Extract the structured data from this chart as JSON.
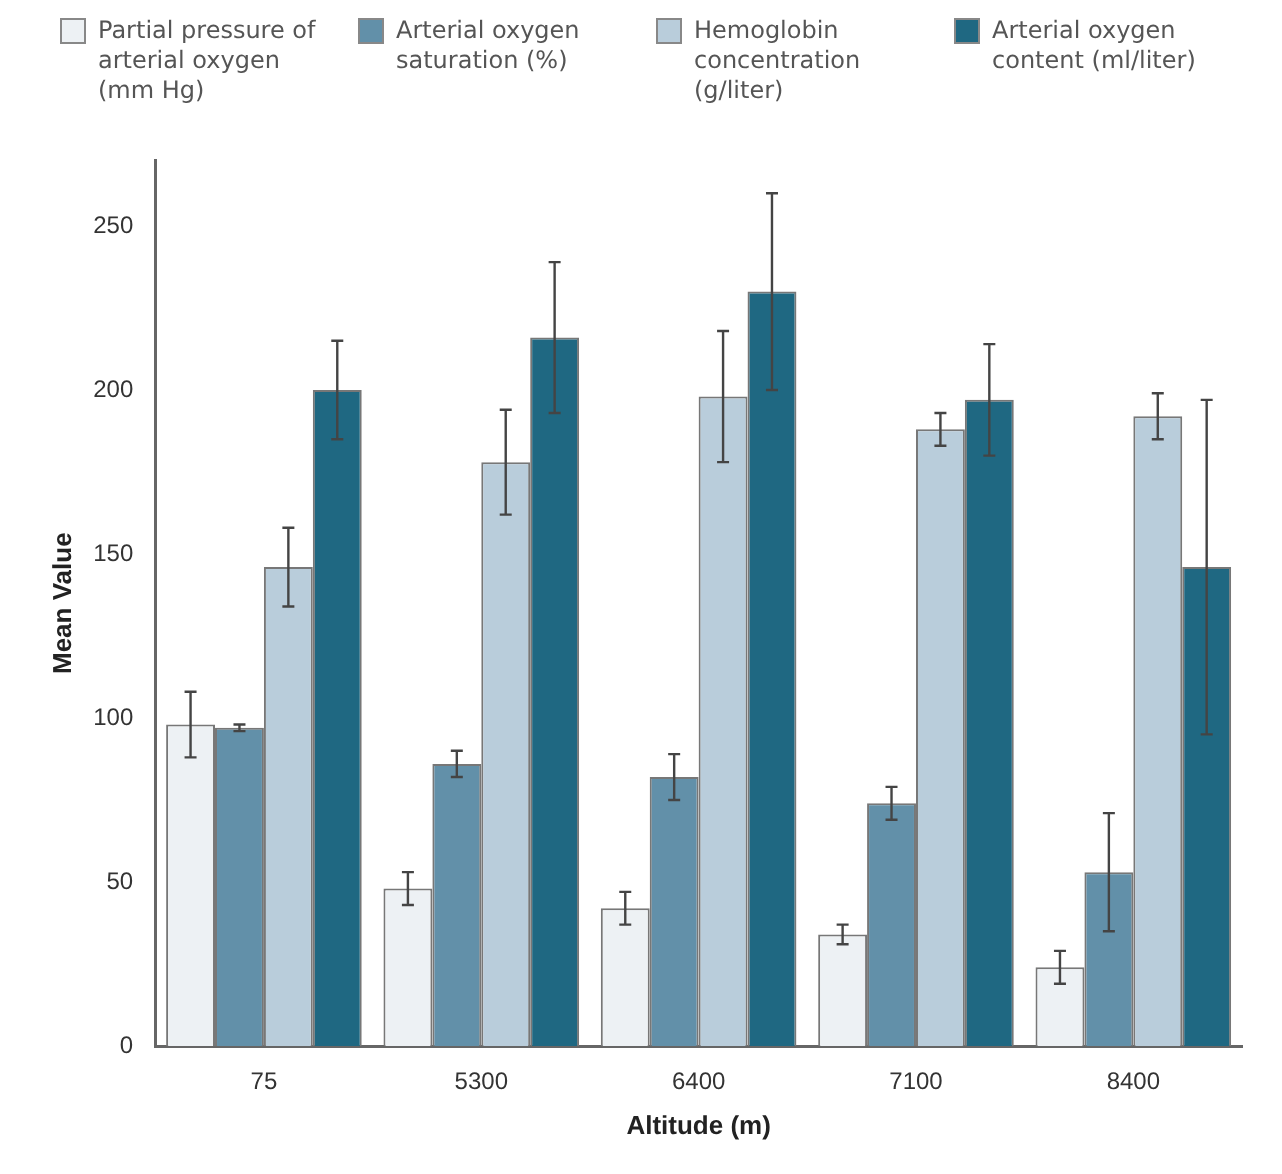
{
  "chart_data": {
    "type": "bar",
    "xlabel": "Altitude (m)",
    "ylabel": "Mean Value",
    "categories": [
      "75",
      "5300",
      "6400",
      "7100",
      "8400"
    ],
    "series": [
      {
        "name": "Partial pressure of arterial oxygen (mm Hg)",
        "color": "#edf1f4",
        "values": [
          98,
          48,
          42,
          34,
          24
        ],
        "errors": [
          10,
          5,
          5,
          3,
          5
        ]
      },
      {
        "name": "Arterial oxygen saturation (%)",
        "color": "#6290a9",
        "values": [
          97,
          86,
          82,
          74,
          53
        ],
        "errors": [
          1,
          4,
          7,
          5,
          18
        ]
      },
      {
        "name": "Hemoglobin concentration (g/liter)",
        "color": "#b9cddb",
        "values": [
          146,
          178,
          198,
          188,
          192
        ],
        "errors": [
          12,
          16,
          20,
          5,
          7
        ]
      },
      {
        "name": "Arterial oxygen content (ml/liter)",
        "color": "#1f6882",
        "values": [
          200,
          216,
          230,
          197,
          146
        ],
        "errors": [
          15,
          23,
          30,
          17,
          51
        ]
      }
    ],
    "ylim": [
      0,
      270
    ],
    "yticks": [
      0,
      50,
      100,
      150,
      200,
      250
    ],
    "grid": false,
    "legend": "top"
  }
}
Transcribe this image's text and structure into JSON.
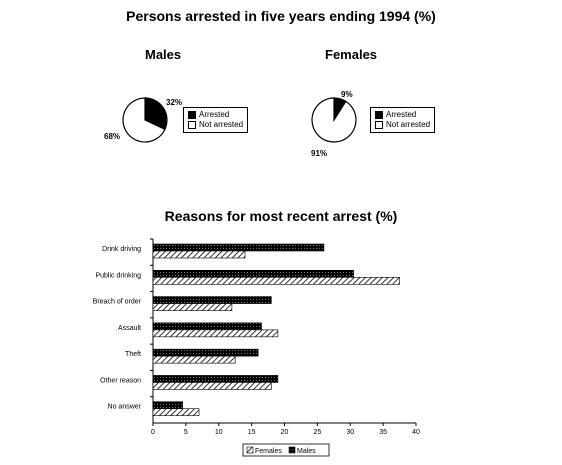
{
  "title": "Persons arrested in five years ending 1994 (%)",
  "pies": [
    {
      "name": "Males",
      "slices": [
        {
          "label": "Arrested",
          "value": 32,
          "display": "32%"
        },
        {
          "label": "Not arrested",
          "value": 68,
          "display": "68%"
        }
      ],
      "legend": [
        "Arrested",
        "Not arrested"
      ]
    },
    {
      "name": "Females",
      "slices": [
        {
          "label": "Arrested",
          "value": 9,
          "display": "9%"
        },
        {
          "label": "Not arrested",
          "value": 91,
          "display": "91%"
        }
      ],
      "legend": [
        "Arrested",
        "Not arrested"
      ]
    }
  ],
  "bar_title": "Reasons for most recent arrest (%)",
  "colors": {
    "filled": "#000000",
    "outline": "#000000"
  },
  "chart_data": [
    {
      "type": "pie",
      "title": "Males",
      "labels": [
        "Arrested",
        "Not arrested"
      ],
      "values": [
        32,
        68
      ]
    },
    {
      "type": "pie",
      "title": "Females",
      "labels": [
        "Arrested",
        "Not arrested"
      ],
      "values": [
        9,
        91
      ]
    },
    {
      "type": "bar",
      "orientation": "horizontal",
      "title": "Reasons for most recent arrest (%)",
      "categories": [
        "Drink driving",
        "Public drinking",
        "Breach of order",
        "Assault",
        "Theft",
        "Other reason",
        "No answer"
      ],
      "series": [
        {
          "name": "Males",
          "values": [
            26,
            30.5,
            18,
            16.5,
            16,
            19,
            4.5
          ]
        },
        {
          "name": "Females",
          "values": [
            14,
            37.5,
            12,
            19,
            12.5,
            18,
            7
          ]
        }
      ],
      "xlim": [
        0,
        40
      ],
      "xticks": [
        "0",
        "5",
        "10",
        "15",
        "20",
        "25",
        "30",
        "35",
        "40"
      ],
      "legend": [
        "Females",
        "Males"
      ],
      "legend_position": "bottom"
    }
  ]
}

════════════════════

_Work to do_.
Retype the entries word for word. Omit any images.

_Complete answer_.
Extract the structured data from this chart as JSON.
{
  "chart_data": {
    "type": "bar",
    "xlabel": "Altitude (m)",
    "ylabel": "Mean Value",
    "categories": [
      "75",
      "5300",
      "6400",
      "7100",
      "8400"
    ],
    "series": [
      {
        "name": "Partial pressure of arterial oxygen (mm Hg)",
        "color": "#edf1f4",
        "values": [
          98,
          48,
          42,
          34,
          24
        ],
        "errors": [
          10,
          5,
          5,
          3,
          5
        ]
      },
      {
        "name": "Arterial oxygen saturation (%)",
        "color": "#6290a9",
        "values": [
          97,
          86,
          82,
          74,
          53
        ],
        "errors": [
          1,
          4,
          7,
          5,
          18
        ]
      },
      {
        "name": "Hemoglobin concentration (g/liter)",
        "color": "#b9cddb",
        "values": [
          146,
          178,
          198,
          188,
          192
        ],
        "errors": [
          12,
          16,
          20,
          5,
          7
        ]
      },
      {
        "name": "Arterial oxygen content (ml/liter)",
        "color": "#1f6882",
        "values": [
          200,
          216,
          230,
          197,
          146
        ],
        "errors": [
          15,
          23,
          30,
          17,
          51
        ]
      }
    ],
    "ylim": [
      0,
      270
    ],
    "yticks": [
      0,
      50,
      100,
      150,
      200,
      250
    ],
    "grid": false,
    "legend": "top"
  }
}
Transcribe this image's text and structure into JSON.
{
  "title": "Persons arrested in five years ending 1994 (%)",
  "pies": [
    {
      "name": "Males",
      "slices": [
        {
          "label": "Arrested",
          "value": 32,
          "display": "32%"
        },
        {
          "label": "Not arrested",
          "value": 68,
          "display": "68%"
        }
      ],
      "legend": [
        "Arrested",
        "Not arrested"
      ]
    },
    {
      "name": "Females",
      "slices": [
        {
          "label": "Arrested",
          "value": 9,
          "display": "9%"
        },
        {
          "label": "Not arrested",
          "value": 91,
          "display": "91%"
        }
      ],
      "legend": [
        "Arrested",
        "Not arrested"
      ]
    }
  ],
  "bar_title": "Reasons for most recent arrest (%)",
  "colors": {
    "filled": "#000000",
    "outline": "#000000"
  },
  "chart_data": [
    {
      "type": "pie",
      "title": "Males",
      "labels": [
        "Arrested",
        "Not arrested"
      ],
      "values": [
        32,
        68
      ]
    },
    {
      "type": "pie",
      "title": "Females",
      "labels": [
        "Arrested",
        "Not arrested"
      ],
      "values": [
        9,
        91
      ]
    },
    {
      "type": "bar",
      "orientation": "horizontal",
      "title": "Reasons for most recent arrest (%)",
      "categories": [
        "Drink driving",
        "Public drinking",
        "Breach of order",
        "Assault",
        "Theft",
        "Other reason",
        "No answer"
      ],
      "series": [
        {
          "name": "Males",
          "values": [
            26,
            30.5,
            18,
            16.5,
            16,
            19,
            4.5
          ]
        },
        {
          "name": "Females",
          "values": [
            14,
            37.5,
            12,
            19,
            12.5,
            18,
            7
          ]
        }
      ],
      "xlim": [
        0,
        40
      ],
      "xticks": [
        "0",
        "5",
        "10",
        "15",
        "20",
        "25",
        "30",
        "35",
        "40"
      ],
      "legend": [
        "Females",
        "Males"
      ],
      "legend_position": "bottom"
    }
  ]
}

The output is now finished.